--- start Material for this task ---

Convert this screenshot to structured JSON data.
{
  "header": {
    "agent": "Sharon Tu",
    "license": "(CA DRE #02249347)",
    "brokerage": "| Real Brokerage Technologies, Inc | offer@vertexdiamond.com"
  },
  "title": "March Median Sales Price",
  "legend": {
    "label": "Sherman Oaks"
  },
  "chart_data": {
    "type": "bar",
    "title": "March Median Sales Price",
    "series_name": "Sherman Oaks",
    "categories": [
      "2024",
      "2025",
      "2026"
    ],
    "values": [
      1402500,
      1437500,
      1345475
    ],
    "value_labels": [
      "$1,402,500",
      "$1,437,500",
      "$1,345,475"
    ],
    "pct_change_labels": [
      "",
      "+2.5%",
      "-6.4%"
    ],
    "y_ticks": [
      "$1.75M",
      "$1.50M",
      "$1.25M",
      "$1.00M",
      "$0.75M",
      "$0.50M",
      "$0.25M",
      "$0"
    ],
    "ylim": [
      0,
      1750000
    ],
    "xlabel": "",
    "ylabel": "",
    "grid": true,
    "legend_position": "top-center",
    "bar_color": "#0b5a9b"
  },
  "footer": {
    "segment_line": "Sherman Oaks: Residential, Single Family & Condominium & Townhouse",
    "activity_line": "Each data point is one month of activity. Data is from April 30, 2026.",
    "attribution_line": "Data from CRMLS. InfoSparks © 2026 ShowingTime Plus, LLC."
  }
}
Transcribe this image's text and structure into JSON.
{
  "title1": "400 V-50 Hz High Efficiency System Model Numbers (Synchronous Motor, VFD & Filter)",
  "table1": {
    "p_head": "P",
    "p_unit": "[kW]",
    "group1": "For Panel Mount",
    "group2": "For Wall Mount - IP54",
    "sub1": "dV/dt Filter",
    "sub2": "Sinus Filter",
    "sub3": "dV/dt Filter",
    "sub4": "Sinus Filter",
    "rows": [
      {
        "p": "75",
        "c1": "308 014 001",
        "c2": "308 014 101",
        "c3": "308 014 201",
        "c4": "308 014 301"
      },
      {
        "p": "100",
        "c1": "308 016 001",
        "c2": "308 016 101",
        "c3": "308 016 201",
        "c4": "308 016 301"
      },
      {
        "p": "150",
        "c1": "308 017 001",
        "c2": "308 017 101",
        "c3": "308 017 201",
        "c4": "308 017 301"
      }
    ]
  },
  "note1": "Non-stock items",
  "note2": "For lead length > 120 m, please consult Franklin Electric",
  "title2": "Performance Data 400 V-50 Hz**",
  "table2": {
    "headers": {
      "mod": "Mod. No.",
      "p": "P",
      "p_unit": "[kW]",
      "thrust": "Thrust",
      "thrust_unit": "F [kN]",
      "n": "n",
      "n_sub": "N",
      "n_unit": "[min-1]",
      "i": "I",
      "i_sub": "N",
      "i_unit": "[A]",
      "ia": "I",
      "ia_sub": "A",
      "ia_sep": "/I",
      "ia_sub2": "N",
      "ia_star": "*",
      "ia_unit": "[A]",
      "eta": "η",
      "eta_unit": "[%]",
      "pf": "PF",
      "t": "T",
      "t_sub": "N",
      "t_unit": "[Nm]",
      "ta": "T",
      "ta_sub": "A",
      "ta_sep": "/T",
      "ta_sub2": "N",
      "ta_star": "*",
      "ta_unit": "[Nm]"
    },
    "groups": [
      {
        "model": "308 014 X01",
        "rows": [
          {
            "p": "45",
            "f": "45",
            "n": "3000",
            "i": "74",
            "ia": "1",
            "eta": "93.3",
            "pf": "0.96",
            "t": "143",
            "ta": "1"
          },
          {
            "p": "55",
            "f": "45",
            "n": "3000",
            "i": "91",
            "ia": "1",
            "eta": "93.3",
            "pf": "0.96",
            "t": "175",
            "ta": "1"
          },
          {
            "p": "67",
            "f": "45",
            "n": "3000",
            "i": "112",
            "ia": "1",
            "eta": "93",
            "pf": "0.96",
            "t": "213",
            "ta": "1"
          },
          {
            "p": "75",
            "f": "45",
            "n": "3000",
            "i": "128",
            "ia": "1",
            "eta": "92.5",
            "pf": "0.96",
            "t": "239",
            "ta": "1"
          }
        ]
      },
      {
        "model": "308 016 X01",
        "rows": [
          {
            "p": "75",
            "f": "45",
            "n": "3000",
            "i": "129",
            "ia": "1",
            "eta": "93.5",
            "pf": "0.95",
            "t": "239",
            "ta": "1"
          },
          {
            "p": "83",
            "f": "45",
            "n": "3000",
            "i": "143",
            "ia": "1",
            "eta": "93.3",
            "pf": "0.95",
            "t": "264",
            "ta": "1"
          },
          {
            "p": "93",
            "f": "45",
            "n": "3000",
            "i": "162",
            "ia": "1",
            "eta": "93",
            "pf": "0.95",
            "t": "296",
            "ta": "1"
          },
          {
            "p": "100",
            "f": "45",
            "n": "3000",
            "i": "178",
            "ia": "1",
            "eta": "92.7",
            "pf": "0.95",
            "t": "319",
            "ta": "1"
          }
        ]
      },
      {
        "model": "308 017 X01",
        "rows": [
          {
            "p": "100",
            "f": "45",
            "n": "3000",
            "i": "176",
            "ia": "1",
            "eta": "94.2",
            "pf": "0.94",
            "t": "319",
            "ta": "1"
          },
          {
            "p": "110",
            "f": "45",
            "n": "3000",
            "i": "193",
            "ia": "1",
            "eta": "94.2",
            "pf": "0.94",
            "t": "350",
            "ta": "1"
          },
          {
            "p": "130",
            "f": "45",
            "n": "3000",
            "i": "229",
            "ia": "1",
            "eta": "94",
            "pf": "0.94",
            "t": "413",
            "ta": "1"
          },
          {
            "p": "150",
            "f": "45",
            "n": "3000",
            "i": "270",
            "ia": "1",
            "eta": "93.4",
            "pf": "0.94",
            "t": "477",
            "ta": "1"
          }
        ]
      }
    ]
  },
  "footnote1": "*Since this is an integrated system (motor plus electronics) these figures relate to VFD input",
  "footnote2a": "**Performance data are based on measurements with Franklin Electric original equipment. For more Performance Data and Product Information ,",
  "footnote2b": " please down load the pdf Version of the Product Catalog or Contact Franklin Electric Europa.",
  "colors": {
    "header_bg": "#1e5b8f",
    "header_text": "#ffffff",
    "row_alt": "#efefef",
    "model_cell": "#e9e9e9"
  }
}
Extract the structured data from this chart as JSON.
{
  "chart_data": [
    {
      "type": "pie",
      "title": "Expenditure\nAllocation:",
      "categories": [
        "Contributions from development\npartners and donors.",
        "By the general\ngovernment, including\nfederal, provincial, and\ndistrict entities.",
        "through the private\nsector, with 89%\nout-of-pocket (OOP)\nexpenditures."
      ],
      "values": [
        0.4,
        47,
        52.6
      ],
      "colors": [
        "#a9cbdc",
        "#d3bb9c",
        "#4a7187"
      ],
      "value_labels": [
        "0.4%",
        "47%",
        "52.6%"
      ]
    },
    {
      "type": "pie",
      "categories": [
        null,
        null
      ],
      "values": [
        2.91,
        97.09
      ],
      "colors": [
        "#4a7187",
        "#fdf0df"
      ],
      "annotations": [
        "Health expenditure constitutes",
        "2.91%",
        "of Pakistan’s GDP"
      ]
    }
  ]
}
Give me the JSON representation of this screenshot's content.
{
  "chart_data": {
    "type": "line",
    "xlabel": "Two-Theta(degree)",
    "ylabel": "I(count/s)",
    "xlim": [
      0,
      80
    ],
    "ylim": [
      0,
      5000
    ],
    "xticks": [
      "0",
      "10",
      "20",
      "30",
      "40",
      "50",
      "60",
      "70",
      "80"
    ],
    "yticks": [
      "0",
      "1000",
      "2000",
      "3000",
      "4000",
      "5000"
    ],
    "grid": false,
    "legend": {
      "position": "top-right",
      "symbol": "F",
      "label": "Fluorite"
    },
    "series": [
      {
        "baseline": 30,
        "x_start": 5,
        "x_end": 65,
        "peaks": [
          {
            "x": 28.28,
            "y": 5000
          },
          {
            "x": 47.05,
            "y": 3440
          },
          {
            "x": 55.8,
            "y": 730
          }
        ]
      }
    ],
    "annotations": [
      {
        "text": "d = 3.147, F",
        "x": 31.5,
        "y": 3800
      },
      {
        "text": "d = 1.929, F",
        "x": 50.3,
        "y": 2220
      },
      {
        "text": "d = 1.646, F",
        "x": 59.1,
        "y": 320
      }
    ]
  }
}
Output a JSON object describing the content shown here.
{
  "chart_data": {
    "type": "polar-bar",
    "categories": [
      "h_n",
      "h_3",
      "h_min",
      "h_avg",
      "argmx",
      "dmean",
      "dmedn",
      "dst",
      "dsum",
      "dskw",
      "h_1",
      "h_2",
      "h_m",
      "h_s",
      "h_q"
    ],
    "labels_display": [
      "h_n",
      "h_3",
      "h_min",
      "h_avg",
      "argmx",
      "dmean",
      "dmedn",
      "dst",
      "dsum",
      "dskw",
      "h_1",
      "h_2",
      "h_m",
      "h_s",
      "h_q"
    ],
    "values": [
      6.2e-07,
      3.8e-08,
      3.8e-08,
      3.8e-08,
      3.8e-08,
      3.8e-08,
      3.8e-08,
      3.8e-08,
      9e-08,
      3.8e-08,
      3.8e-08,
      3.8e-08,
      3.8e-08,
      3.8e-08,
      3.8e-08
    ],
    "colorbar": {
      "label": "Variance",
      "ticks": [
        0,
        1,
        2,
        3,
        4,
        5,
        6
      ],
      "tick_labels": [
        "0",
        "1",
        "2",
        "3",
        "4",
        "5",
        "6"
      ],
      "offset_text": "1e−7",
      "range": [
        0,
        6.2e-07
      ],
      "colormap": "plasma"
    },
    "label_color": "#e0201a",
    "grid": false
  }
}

--- end Material for this task ---

In the records above, locate every line with the string "from" and copy it.

** Written answer **
    "activity_line": "Each data point is one month of activity. Data is from April 30, 2026.",
    "attribution_line": "Data from CRMLS. InfoSparks © 2026 ShowingTime Plus, LLC."
Extract the structured data from this chart as JSON.
        "Contributions from development\npartners and donors.",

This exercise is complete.